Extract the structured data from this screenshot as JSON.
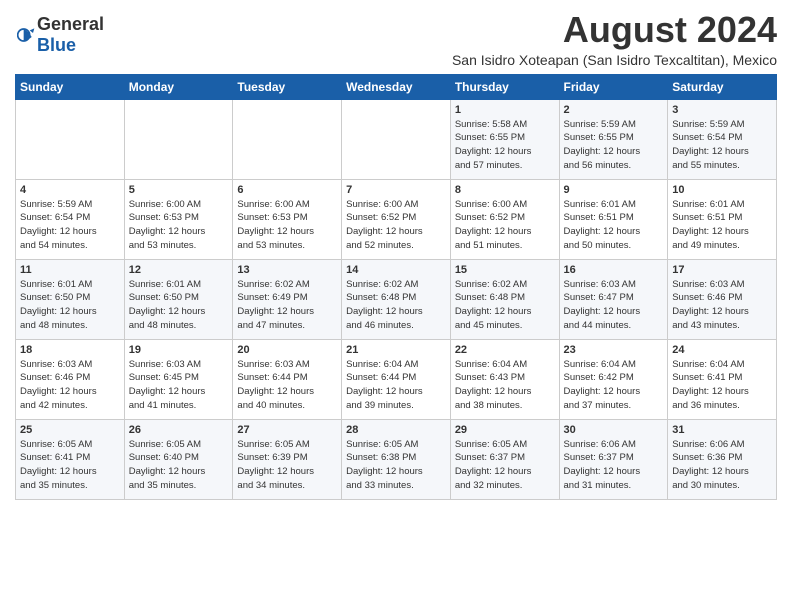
{
  "logo": {
    "text_general": "General",
    "text_blue": "Blue"
  },
  "title": "August 2024",
  "subtitle": "San Isidro Xoteapan (San Isidro Texcaltitan), Mexico",
  "days_of_week": [
    "Sunday",
    "Monday",
    "Tuesday",
    "Wednesday",
    "Thursday",
    "Friday",
    "Saturday"
  ],
  "weeks": [
    [
      {
        "day": "",
        "info": ""
      },
      {
        "day": "",
        "info": ""
      },
      {
        "day": "",
        "info": ""
      },
      {
        "day": "",
        "info": ""
      },
      {
        "day": "1",
        "info": "Sunrise: 5:58 AM\nSunset: 6:55 PM\nDaylight: 12 hours\nand 57 minutes."
      },
      {
        "day": "2",
        "info": "Sunrise: 5:59 AM\nSunset: 6:55 PM\nDaylight: 12 hours\nand 56 minutes."
      },
      {
        "day": "3",
        "info": "Sunrise: 5:59 AM\nSunset: 6:54 PM\nDaylight: 12 hours\nand 55 minutes."
      }
    ],
    [
      {
        "day": "4",
        "info": "Sunrise: 5:59 AM\nSunset: 6:54 PM\nDaylight: 12 hours\nand 54 minutes."
      },
      {
        "day": "5",
        "info": "Sunrise: 6:00 AM\nSunset: 6:53 PM\nDaylight: 12 hours\nand 53 minutes."
      },
      {
        "day": "6",
        "info": "Sunrise: 6:00 AM\nSunset: 6:53 PM\nDaylight: 12 hours\nand 53 minutes."
      },
      {
        "day": "7",
        "info": "Sunrise: 6:00 AM\nSunset: 6:52 PM\nDaylight: 12 hours\nand 52 minutes."
      },
      {
        "day": "8",
        "info": "Sunrise: 6:00 AM\nSunset: 6:52 PM\nDaylight: 12 hours\nand 51 minutes."
      },
      {
        "day": "9",
        "info": "Sunrise: 6:01 AM\nSunset: 6:51 PM\nDaylight: 12 hours\nand 50 minutes."
      },
      {
        "day": "10",
        "info": "Sunrise: 6:01 AM\nSunset: 6:51 PM\nDaylight: 12 hours\nand 49 minutes."
      }
    ],
    [
      {
        "day": "11",
        "info": "Sunrise: 6:01 AM\nSunset: 6:50 PM\nDaylight: 12 hours\nand 48 minutes."
      },
      {
        "day": "12",
        "info": "Sunrise: 6:01 AM\nSunset: 6:50 PM\nDaylight: 12 hours\nand 48 minutes."
      },
      {
        "day": "13",
        "info": "Sunrise: 6:02 AM\nSunset: 6:49 PM\nDaylight: 12 hours\nand 47 minutes."
      },
      {
        "day": "14",
        "info": "Sunrise: 6:02 AM\nSunset: 6:48 PM\nDaylight: 12 hours\nand 46 minutes."
      },
      {
        "day": "15",
        "info": "Sunrise: 6:02 AM\nSunset: 6:48 PM\nDaylight: 12 hours\nand 45 minutes."
      },
      {
        "day": "16",
        "info": "Sunrise: 6:03 AM\nSunset: 6:47 PM\nDaylight: 12 hours\nand 44 minutes."
      },
      {
        "day": "17",
        "info": "Sunrise: 6:03 AM\nSunset: 6:46 PM\nDaylight: 12 hours\nand 43 minutes."
      }
    ],
    [
      {
        "day": "18",
        "info": "Sunrise: 6:03 AM\nSunset: 6:46 PM\nDaylight: 12 hours\nand 42 minutes."
      },
      {
        "day": "19",
        "info": "Sunrise: 6:03 AM\nSunset: 6:45 PM\nDaylight: 12 hours\nand 41 minutes."
      },
      {
        "day": "20",
        "info": "Sunrise: 6:03 AM\nSunset: 6:44 PM\nDaylight: 12 hours\nand 40 minutes."
      },
      {
        "day": "21",
        "info": "Sunrise: 6:04 AM\nSunset: 6:44 PM\nDaylight: 12 hours\nand 39 minutes."
      },
      {
        "day": "22",
        "info": "Sunrise: 6:04 AM\nSunset: 6:43 PM\nDaylight: 12 hours\nand 38 minutes."
      },
      {
        "day": "23",
        "info": "Sunrise: 6:04 AM\nSunset: 6:42 PM\nDaylight: 12 hours\nand 37 minutes."
      },
      {
        "day": "24",
        "info": "Sunrise: 6:04 AM\nSunset: 6:41 PM\nDaylight: 12 hours\nand 36 minutes."
      }
    ],
    [
      {
        "day": "25",
        "info": "Sunrise: 6:05 AM\nSunset: 6:41 PM\nDaylight: 12 hours\nand 35 minutes."
      },
      {
        "day": "26",
        "info": "Sunrise: 6:05 AM\nSunset: 6:40 PM\nDaylight: 12 hours\nand 35 minutes."
      },
      {
        "day": "27",
        "info": "Sunrise: 6:05 AM\nSunset: 6:39 PM\nDaylight: 12 hours\nand 34 minutes."
      },
      {
        "day": "28",
        "info": "Sunrise: 6:05 AM\nSunset: 6:38 PM\nDaylight: 12 hours\nand 33 minutes."
      },
      {
        "day": "29",
        "info": "Sunrise: 6:05 AM\nSunset: 6:37 PM\nDaylight: 12 hours\nand 32 minutes."
      },
      {
        "day": "30",
        "info": "Sunrise: 6:06 AM\nSunset: 6:37 PM\nDaylight: 12 hours\nand 31 minutes."
      },
      {
        "day": "31",
        "info": "Sunrise: 6:06 AM\nSunset: 6:36 PM\nDaylight: 12 hours\nand 30 minutes."
      }
    ]
  ]
}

^^^^^^^^

WHAT IS ASKED:
Reproduce all the records verbatim, excluding images.

ANSWER TO THE PROBLEM:
Extract the structured data from this screenshot as JSON.
{
  "logo": {
    "text_general": "General",
    "text_blue": "Blue"
  },
  "title": "August 2024",
  "subtitle": "San Isidro Xoteapan (San Isidro Texcaltitan), Mexico",
  "days_of_week": [
    "Sunday",
    "Monday",
    "Tuesday",
    "Wednesday",
    "Thursday",
    "Friday",
    "Saturday"
  ],
  "weeks": [
    [
      {
        "day": "",
        "info": ""
      },
      {
        "day": "",
        "info": ""
      },
      {
        "day": "",
        "info": ""
      },
      {
        "day": "",
        "info": ""
      },
      {
        "day": "1",
        "info": "Sunrise: 5:58 AM\nSunset: 6:55 PM\nDaylight: 12 hours\nand 57 minutes."
      },
      {
        "day": "2",
        "info": "Sunrise: 5:59 AM\nSunset: 6:55 PM\nDaylight: 12 hours\nand 56 minutes."
      },
      {
        "day": "3",
        "info": "Sunrise: 5:59 AM\nSunset: 6:54 PM\nDaylight: 12 hours\nand 55 minutes."
      }
    ],
    [
      {
        "day": "4",
        "info": "Sunrise: 5:59 AM\nSunset: 6:54 PM\nDaylight: 12 hours\nand 54 minutes."
      },
      {
        "day": "5",
        "info": "Sunrise: 6:00 AM\nSunset: 6:53 PM\nDaylight: 12 hours\nand 53 minutes."
      },
      {
        "day": "6",
        "info": "Sunrise: 6:00 AM\nSunset: 6:53 PM\nDaylight: 12 hours\nand 53 minutes."
      },
      {
        "day": "7",
        "info": "Sunrise: 6:00 AM\nSunset: 6:52 PM\nDaylight: 12 hours\nand 52 minutes."
      },
      {
        "day": "8",
        "info": "Sunrise: 6:00 AM\nSunset: 6:52 PM\nDaylight: 12 hours\nand 51 minutes."
      },
      {
        "day": "9",
        "info": "Sunrise: 6:01 AM\nSunset: 6:51 PM\nDaylight: 12 hours\nand 50 minutes."
      },
      {
        "day": "10",
        "info": "Sunrise: 6:01 AM\nSunset: 6:51 PM\nDaylight: 12 hours\nand 49 minutes."
      }
    ],
    [
      {
        "day": "11",
        "info": "Sunrise: 6:01 AM\nSunset: 6:50 PM\nDaylight: 12 hours\nand 48 minutes."
      },
      {
        "day": "12",
        "info": "Sunrise: 6:01 AM\nSunset: 6:50 PM\nDaylight: 12 hours\nand 48 minutes."
      },
      {
        "day": "13",
        "info": "Sunrise: 6:02 AM\nSunset: 6:49 PM\nDaylight: 12 hours\nand 47 minutes."
      },
      {
        "day": "14",
        "info": "Sunrise: 6:02 AM\nSunset: 6:48 PM\nDaylight: 12 hours\nand 46 minutes."
      },
      {
        "day": "15",
        "info": "Sunrise: 6:02 AM\nSunset: 6:48 PM\nDaylight: 12 hours\nand 45 minutes."
      },
      {
        "day": "16",
        "info": "Sunrise: 6:03 AM\nSunset: 6:47 PM\nDaylight: 12 hours\nand 44 minutes."
      },
      {
        "day": "17",
        "info": "Sunrise: 6:03 AM\nSunset: 6:46 PM\nDaylight: 12 hours\nand 43 minutes."
      }
    ],
    [
      {
        "day": "18",
        "info": "Sunrise: 6:03 AM\nSunset: 6:46 PM\nDaylight: 12 hours\nand 42 minutes."
      },
      {
        "day": "19",
        "info": "Sunrise: 6:03 AM\nSunset: 6:45 PM\nDaylight: 12 hours\nand 41 minutes."
      },
      {
        "day": "20",
        "info": "Sunrise: 6:03 AM\nSunset: 6:44 PM\nDaylight: 12 hours\nand 40 minutes."
      },
      {
        "day": "21",
        "info": "Sunrise: 6:04 AM\nSunset: 6:44 PM\nDaylight: 12 hours\nand 39 minutes."
      },
      {
        "day": "22",
        "info": "Sunrise: 6:04 AM\nSunset: 6:43 PM\nDaylight: 12 hours\nand 38 minutes."
      },
      {
        "day": "23",
        "info": "Sunrise: 6:04 AM\nSunset: 6:42 PM\nDaylight: 12 hours\nand 37 minutes."
      },
      {
        "day": "24",
        "info": "Sunrise: 6:04 AM\nSunset: 6:41 PM\nDaylight: 12 hours\nand 36 minutes."
      }
    ],
    [
      {
        "day": "25",
        "info": "Sunrise: 6:05 AM\nSunset: 6:41 PM\nDaylight: 12 hours\nand 35 minutes."
      },
      {
        "day": "26",
        "info": "Sunrise: 6:05 AM\nSunset: 6:40 PM\nDaylight: 12 hours\nand 35 minutes."
      },
      {
        "day": "27",
        "info": "Sunrise: 6:05 AM\nSunset: 6:39 PM\nDaylight: 12 hours\nand 34 minutes."
      },
      {
        "day": "28",
        "info": "Sunrise: 6:05 AM\nSunset: 6:38 PM\nDaylight: 12 hours\nand 33 minutes."
      },
      {
        "day": "29",
        "info": "Sunrise: 6:05 AM\nSunset: 6:37 PM\nDaylight: 12 hours\nand 32 minutes."
      },
      {
        "day": "30",
        "info": "Sunrise: 6:06 AM\nSunset: 6:37 PM\nDaylight: 12 hours\nand 31 minutes."
      },
      {
        "day": "31",
        "info": "Sunrise: 6:06 AM\nSunset: 6:36 PM\nDaylight: 12 hours\nand 30 minutes."
      }
    ]
  ]
}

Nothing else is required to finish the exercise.